◆ Instructions for the task
What is the number of lines in these entries that include "Outdoor"? Write that number and no other text.

◆ Excerpts from a figure dataset
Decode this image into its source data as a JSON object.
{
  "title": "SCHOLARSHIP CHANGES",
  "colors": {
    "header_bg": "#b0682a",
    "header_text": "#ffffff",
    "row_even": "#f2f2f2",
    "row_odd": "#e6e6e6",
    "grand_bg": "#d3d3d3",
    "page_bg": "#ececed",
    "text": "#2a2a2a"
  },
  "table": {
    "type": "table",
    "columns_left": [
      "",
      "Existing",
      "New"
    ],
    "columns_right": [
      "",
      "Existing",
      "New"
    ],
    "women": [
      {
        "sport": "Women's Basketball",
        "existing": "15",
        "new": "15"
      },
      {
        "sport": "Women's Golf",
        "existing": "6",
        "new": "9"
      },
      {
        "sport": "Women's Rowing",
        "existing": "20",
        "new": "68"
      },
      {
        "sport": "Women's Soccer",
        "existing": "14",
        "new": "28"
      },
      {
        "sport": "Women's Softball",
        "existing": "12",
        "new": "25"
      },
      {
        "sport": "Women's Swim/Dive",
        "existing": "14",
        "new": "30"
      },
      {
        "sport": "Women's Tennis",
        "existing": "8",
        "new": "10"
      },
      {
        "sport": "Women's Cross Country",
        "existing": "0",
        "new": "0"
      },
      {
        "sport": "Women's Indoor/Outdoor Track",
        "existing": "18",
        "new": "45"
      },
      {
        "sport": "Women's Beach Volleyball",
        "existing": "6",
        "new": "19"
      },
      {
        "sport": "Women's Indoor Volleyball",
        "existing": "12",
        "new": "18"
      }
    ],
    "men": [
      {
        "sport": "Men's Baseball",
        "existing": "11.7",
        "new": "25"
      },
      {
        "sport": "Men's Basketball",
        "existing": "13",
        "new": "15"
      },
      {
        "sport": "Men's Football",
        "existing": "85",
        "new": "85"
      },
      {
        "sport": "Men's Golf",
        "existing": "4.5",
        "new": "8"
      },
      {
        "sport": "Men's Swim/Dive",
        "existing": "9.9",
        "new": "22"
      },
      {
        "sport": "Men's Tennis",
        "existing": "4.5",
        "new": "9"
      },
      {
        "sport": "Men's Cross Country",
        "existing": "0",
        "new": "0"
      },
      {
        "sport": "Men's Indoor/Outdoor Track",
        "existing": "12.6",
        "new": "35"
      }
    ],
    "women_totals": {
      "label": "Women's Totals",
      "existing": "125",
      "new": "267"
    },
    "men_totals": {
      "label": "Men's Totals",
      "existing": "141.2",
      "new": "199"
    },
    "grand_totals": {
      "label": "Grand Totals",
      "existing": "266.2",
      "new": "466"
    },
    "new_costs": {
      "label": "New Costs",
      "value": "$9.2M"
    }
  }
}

◆ The response
2